● Directions: Extract each line from the entries below that has the string "员工调动" in it.

Records excerpted from a collection

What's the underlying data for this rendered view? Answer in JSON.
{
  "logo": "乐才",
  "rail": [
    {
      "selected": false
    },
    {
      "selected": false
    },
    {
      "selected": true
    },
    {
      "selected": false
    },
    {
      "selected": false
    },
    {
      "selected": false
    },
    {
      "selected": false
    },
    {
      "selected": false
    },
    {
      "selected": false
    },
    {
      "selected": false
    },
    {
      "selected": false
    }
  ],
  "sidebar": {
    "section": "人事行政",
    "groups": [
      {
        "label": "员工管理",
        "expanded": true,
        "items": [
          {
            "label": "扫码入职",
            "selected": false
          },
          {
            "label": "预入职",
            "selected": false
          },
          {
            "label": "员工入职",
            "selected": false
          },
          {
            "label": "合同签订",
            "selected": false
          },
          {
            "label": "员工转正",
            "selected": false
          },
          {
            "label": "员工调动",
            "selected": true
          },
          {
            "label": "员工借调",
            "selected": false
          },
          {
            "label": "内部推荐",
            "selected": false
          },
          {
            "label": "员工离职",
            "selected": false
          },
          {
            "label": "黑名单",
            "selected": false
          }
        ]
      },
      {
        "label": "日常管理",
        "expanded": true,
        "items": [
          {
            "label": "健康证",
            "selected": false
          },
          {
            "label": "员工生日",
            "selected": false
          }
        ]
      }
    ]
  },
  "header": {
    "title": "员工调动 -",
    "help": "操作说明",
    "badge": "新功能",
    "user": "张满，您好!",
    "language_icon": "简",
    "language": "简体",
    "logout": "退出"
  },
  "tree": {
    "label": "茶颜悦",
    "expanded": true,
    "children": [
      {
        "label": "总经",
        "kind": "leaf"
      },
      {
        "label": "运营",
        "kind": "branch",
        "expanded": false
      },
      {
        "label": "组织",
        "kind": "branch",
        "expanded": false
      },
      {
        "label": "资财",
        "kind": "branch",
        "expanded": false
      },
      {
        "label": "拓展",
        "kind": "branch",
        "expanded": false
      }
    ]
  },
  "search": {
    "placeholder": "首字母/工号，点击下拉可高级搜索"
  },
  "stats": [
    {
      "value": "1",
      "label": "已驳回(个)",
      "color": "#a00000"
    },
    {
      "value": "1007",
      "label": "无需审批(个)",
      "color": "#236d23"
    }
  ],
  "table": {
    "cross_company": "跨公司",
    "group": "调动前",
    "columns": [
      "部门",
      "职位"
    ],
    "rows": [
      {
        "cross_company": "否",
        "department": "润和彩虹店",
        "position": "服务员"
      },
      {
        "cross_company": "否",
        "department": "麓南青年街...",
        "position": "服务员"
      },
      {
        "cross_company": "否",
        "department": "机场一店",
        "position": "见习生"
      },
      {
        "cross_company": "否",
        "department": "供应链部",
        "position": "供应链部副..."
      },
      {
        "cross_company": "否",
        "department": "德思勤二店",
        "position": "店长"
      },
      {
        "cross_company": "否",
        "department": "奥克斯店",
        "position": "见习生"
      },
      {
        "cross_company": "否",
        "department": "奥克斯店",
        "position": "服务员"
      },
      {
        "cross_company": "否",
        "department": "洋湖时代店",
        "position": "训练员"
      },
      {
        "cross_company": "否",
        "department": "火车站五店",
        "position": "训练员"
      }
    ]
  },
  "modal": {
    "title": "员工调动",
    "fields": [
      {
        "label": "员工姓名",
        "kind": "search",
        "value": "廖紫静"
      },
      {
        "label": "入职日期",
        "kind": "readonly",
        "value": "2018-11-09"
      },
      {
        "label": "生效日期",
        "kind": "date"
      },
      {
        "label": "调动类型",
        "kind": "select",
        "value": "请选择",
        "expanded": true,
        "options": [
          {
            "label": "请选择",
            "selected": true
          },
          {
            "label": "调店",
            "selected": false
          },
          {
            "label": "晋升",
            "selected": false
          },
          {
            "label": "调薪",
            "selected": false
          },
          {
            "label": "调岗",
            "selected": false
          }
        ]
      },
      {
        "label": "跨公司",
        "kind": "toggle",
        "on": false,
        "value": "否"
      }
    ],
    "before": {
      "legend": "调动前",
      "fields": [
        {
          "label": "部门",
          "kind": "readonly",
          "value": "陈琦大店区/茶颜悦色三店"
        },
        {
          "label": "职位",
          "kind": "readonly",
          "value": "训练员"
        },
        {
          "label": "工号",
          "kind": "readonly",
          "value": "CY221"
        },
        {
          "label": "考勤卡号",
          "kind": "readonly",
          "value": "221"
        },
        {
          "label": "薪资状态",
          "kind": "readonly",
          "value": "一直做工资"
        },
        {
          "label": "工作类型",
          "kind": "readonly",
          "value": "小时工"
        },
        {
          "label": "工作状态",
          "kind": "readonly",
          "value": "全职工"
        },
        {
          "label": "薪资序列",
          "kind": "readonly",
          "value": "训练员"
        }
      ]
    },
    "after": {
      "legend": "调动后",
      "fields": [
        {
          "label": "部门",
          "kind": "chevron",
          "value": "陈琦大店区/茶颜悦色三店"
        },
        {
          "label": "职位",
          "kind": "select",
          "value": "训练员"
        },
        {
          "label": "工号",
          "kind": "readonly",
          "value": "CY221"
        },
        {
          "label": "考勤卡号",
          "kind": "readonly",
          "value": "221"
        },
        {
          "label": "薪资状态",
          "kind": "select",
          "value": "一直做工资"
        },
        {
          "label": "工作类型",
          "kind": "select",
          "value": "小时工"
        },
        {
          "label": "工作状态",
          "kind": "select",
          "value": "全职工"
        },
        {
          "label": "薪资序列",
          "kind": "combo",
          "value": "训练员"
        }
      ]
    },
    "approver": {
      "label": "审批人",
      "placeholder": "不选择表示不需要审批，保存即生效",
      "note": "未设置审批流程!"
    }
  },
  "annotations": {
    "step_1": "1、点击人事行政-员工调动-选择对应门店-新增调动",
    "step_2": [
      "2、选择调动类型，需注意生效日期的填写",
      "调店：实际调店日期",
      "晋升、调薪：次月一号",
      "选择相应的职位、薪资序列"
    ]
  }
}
==
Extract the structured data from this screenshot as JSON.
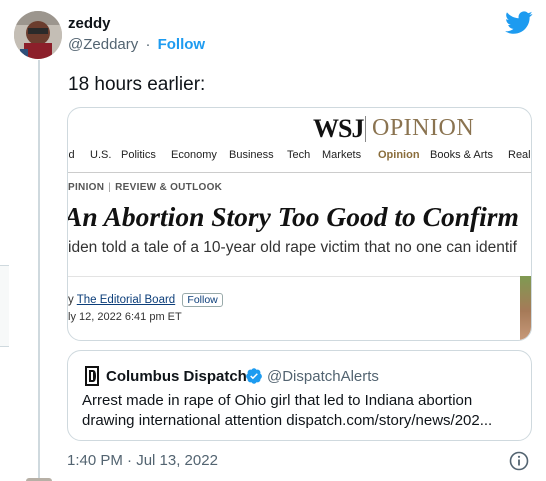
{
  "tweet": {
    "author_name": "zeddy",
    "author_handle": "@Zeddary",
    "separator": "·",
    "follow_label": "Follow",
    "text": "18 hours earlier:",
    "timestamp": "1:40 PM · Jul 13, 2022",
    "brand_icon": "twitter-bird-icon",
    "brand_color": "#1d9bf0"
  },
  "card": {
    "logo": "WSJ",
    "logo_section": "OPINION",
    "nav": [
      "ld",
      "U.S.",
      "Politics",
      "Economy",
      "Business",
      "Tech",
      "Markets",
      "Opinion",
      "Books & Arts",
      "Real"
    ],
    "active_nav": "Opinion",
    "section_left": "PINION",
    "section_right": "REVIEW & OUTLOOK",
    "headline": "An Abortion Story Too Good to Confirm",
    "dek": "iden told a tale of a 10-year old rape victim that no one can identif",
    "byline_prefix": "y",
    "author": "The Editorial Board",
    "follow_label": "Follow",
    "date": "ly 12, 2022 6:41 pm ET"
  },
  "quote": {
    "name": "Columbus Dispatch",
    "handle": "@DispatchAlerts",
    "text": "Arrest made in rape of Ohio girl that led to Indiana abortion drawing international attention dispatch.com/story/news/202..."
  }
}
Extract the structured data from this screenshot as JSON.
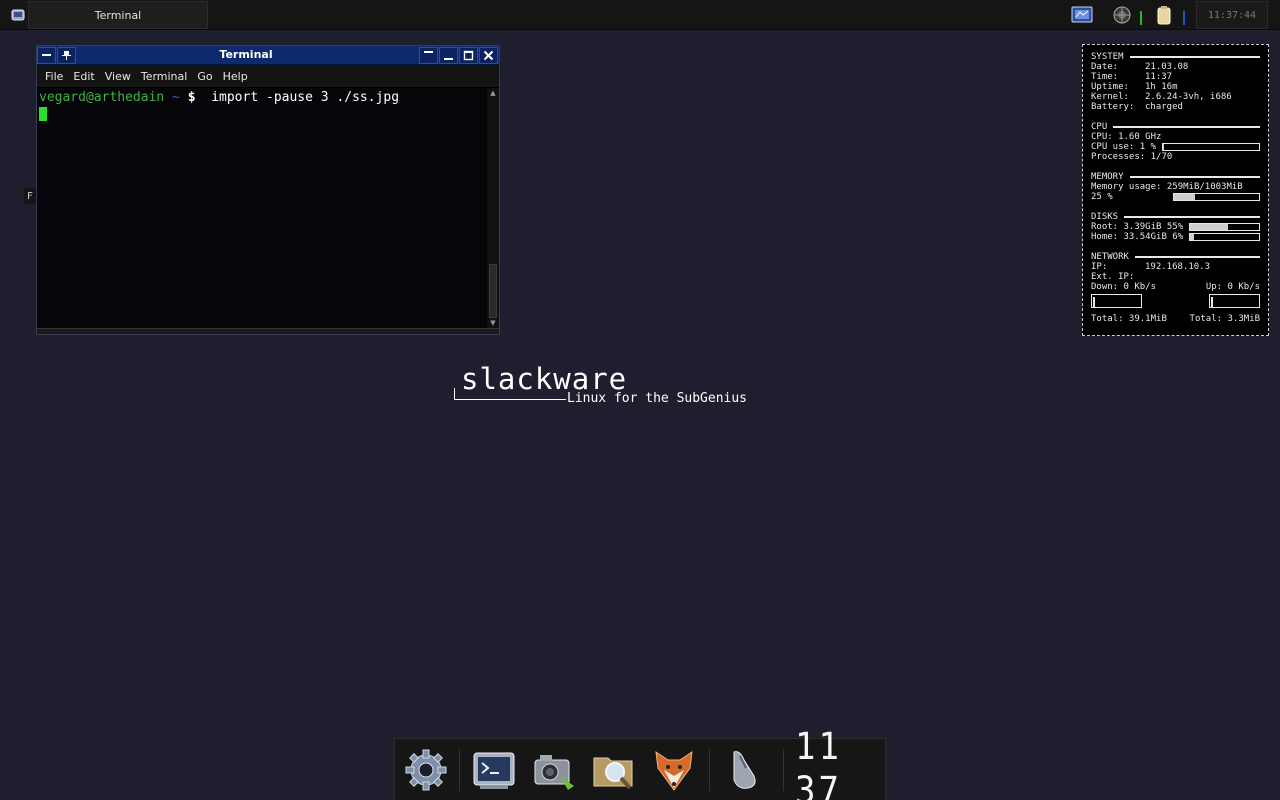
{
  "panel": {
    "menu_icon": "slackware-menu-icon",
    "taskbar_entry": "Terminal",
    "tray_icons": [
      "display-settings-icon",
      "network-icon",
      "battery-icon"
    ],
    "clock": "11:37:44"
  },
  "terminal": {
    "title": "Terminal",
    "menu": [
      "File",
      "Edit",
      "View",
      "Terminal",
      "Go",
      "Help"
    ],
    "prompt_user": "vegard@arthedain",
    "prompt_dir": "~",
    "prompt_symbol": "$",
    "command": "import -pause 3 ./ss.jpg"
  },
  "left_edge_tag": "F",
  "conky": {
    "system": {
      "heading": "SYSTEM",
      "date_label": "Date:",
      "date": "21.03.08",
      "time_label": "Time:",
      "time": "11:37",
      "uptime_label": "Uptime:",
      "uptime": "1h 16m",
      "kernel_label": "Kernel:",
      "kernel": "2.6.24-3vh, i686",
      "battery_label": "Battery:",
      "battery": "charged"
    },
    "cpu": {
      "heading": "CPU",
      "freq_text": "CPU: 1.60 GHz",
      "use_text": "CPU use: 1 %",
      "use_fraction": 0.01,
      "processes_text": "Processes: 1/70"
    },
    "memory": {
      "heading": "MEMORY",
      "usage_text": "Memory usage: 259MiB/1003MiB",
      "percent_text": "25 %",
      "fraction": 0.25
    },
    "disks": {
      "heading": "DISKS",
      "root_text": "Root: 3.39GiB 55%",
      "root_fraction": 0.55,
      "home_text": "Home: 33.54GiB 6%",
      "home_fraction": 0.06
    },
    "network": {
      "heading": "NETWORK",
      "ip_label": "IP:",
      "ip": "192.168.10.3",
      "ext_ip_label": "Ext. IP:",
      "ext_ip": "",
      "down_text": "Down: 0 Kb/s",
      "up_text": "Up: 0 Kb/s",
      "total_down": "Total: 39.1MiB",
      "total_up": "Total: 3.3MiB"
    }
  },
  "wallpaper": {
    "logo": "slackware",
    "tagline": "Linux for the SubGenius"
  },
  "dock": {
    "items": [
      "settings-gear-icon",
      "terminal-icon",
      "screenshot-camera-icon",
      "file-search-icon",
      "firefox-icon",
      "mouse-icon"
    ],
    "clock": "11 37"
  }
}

● Written response:
            "label": "员工调动",
    "title": "员工调动 -",
    "title": "员工调动",
    "step_1": "1、点击人事行政-员工调动-选择对应门店-新增调动",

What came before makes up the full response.